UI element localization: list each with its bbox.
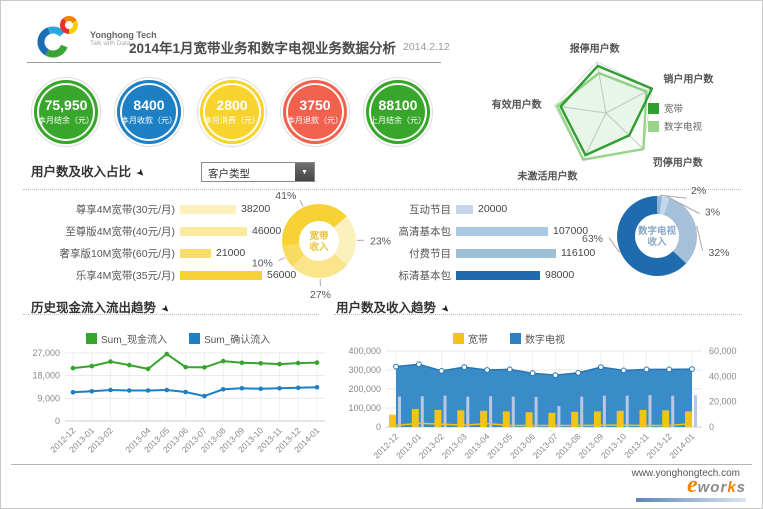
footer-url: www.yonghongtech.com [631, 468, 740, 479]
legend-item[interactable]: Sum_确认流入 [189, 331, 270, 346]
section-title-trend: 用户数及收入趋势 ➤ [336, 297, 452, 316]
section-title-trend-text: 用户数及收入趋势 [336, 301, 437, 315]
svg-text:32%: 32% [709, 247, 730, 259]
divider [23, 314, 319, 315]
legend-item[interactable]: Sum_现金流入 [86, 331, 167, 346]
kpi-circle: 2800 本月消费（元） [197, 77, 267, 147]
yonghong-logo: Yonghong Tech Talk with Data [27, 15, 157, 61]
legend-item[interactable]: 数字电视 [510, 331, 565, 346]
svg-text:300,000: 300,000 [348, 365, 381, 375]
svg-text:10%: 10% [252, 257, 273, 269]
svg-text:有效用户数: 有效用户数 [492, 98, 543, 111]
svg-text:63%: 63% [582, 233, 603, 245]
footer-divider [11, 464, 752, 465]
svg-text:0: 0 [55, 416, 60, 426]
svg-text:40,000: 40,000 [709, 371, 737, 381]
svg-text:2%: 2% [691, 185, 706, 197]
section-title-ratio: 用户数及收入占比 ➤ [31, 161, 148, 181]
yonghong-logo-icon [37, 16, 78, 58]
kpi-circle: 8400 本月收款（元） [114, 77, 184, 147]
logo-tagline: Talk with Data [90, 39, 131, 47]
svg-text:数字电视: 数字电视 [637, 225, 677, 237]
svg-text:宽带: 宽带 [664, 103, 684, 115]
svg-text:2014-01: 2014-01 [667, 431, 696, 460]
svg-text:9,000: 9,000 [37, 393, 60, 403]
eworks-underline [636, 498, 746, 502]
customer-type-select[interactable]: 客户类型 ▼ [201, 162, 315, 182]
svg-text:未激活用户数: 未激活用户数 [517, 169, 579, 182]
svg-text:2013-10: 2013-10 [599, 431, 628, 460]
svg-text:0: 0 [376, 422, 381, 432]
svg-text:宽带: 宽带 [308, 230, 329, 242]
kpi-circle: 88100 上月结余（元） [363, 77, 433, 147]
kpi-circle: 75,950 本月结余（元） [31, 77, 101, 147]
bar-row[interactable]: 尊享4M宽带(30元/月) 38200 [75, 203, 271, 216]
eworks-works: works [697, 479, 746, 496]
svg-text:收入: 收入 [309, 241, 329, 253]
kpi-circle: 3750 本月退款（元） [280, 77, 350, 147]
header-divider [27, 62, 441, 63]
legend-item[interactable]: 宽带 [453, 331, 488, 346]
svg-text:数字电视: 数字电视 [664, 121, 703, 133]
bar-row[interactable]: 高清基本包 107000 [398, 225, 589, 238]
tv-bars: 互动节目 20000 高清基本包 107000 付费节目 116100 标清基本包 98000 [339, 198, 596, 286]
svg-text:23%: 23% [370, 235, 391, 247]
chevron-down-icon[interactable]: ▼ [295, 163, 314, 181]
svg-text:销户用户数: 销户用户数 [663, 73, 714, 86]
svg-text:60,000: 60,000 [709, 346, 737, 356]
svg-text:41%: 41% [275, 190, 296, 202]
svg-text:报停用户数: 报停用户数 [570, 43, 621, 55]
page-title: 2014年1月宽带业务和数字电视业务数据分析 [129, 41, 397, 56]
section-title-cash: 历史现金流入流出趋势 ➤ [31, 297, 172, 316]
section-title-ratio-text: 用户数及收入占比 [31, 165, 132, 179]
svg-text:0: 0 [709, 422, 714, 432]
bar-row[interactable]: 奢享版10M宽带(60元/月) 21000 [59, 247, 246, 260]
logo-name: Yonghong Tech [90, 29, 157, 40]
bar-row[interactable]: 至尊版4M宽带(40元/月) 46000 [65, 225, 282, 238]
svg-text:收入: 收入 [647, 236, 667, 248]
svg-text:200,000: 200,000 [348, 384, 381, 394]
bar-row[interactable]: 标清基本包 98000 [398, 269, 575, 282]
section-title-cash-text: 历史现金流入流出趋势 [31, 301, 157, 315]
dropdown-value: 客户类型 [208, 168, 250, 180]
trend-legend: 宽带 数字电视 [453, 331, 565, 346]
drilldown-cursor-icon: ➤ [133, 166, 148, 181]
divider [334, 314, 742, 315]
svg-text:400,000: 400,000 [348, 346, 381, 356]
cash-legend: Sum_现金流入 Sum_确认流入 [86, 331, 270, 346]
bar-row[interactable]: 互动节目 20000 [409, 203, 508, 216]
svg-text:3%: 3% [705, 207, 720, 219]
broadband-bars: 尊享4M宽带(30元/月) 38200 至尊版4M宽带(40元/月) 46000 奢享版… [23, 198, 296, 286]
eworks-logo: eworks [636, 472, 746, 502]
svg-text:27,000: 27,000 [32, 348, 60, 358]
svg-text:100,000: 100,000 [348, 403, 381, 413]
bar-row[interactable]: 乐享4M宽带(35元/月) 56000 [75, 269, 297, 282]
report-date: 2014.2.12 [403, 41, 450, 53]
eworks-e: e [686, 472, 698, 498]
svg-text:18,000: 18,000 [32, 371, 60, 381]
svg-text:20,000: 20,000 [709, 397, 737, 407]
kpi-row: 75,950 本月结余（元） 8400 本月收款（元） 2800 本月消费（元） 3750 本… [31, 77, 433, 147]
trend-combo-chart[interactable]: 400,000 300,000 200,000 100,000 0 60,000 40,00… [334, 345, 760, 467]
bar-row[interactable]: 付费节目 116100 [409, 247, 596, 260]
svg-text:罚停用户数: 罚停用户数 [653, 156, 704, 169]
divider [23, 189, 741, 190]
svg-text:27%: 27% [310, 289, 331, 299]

------------------------------

*Direction*
Return every line of the data above word for word, leaving out any pictures.

*Solution*
UI element localization: list each with its bbox.
footer-url: www.yonghongtech.com [631, 468, 740, 479]
legend-item[interactable]: Sum_确认流入 [189, 331, 270, 346]
section-title-trend: 用户数及收入趋势 ➤ [336, 297, 452, 316]
section-title-trend-text: 用户数及收入趋势 [336, 301, 437, 315]
svg-text:32%: 32% [709, 247, 730, 259]
divider [23, 314, 319, 315]
legend-item[interactable]: Sum_现金流入 [86, 331, 167, 346]
kpi-circle: 2800 本月消费（元） [197, 77, 267, 147]
yonghong-logo: Yonghong Tech Talk with Data [27, 15, 157, 61]
legend-item[interactable]: 数字电视 [510, 331, 565, 346]
svg-text:300,000: 300,000 [348, 365, 381, 375]
svg-text:10%: 10% [252, 257, 273, 269]
svg-text:有效用户数: 有效用户数 [492, 98, 543, 111]
svg-text:63%: 63% [582, 233, 603, 245]
footer-divider [11, 464, 752, 465]
svg-text:0: 0 [55, 416, 60, 426]
svg-text:40,000: 40,000 [709, 371, 737, 381]
svg-text:2%: 2% [691, 185, 706, 197]
section-title-ratio: 用户数及收入占比 ➤ [31, 161, 148, 181]
yonghong-logo-icon [37, 16, 78, 58]
kpi-circle: 8400 本月收款（元） [114, 77, 184, 147]
logo-tagline: Talk with Data [90, 39, 131, 47]
svg-text:数字电视: 数字电视 [637, 225, 677, 237]
svg-text:宽带: 宽带 [664, 103, 684, 115]
svg-text:2014-01: 2014-01 [667, 431, 696, 460]
svg-text:9,000: 9,000 [37, 393, 60, 403]
eworks-underline [636, 498, 746, 502]
customer-type-select[interactable]: 客户类型 ▼ [201, 162, 315, 182]
svg-text:未激活用户数: 未激活用户数 [517, 169, 579, 182]
svg-text:2013-10: 2013-10 [599, 431, 628, 460]
svg-text:0: 0 [376, 422, 381, 432]
svg-text:宽带: 宽带 [308, 230, 329, 242]
kpi-circle: 88100 上月结余（元） [363, 77, 433, 147]
kpi-circle: 75,950 本月结余（元） [31, 77, 101, 147]
bar-row[interactable]: 尊享4M宽带(30元/月) 38200 [75, 203, 271, 216]
eworks-works: works [697, 479, 746, 496]
svg-text:收入: 收入 [309, 241, 329, 253]
kpi-circle: 3750 本月退款（元） [280, 77, 350, 147]
header-divider [27, 62, 441, 63]
legend-item[interactable]: 宽带 [453, 331, 488, 346]
svg-text:数字电视: 数字电视 [664, 121, 703, 133]
bar-row[interactable]: 高清基本包 107000 [398, 225, 589, 238]
tv-bars: 互动节目 20000 高清基本包 107000 付费节目 116100 标清基本包 98000 [339, 198, 596, 286]
svg-text:23%: 23% [370, 235, 391, 247]
chevron-down-icon[interactable]: ▼ [295, 163, 314, 181]
svg-text:销户用户数: 销户用户数 [663, 73, 714, 86]
svg-text:60,000: 60,000 [709, 346, 737, 356]
svg-text:41%: 41% [275, 190, 296, 202]
svg-text:报停用户数: 报停用户数 [570, 43, 621, 55]
page-title: 2014年1月宽带业务和数字电视业务数据分析 [129, 41, 397, 56]
section-title-cash: 历史现金流入流出趋势 ➤ [31, 297, 172, 316]
section-title-ratio-text: 用户数及收入占比 [31, 165, 132, 179]
svg-text:0: 0 [709, 422, 714, 432]
bar-row[interactable]: 奢享版10M宽带(60元/月) 21000 [59, 247, 246, 260]
logo-name: Yonghong Tech [90, 29, 157, 40]
bar-row[interactable]: 至尊版4M宽带(40元/月) 46000 [65, 225, 282, 238]
svg-text:收入: 收入 [647, 236, 667, 248]
svg-text:200,000: 200,000 [348, 384, 381, 394]
bar-row[interactable]: 标清基本包 98000 [398, 269, 575, 282]
section-title-cash-text: 历史现金流入流出趋势 [31, 301, 157, 315]
dropdown-value: 客户类型 [208, 168, 250, 180]
trend-legend: 宽带 数字电视 [453, 331, 565, 346]
drilldown-cursor-icon: ➤ [133, 166, 148, 181]
divider [334, 314, 742, 315]
svg-text:400,000: 400,000 [348, 346, 381, 356]
cash-legend: Sum_现金流入 Sum_确认流入 [86, 331, 270, 346]
bar-row[interactable]: 互动节目 20000 [409, 203, 508, 216]
svg-text:3%: 3% [705, 207, 720, 219]
broadband-bars: 尊享4M宽带(30元/月) 38200 至尊版4M宽带(40元/月) 46000 奢享版… [23, 198, 296, 286]
eworks-logo: eworks [636, 472, 746, 502]
svg-text:27,000: 27,000 [32, 348, 60, 358]
svg-text:100,000: 100,000 [348, 403, 381, 413]
bar-row[interactable]: 乐享4M宽带(35元/月) 56000 [75, 269, 297, 282]
report-date: 2014.2.12 [403, 41, 450, 53]
eworks-e: e [686, 472, 698, 498]
svg-text:18,000: 18,000 [32, 371, 60, 381]
svg-text:20,000: 20,000 [709, 397, 737, 407]
kpi-row: 75,950 本月结余（元） 8400 本月收款（元） 2800 本月消费（元） 3750 本… [31, 77, 433, 147]
trend-combo-chart[interactable]: 400,000 300,000 200,000 100,000 0 60,000 40,00… [334, 345, 760, 467]
bar-row[interactable]: 付费节目 116100 [409, 247, 596, 260]
svg-text:罚停用户数: 罚停用户数 [653, 156, 704, 169]
divider [23, 189, 741, 190]
svg-text:27%: 27% [310, 289, 331, 299]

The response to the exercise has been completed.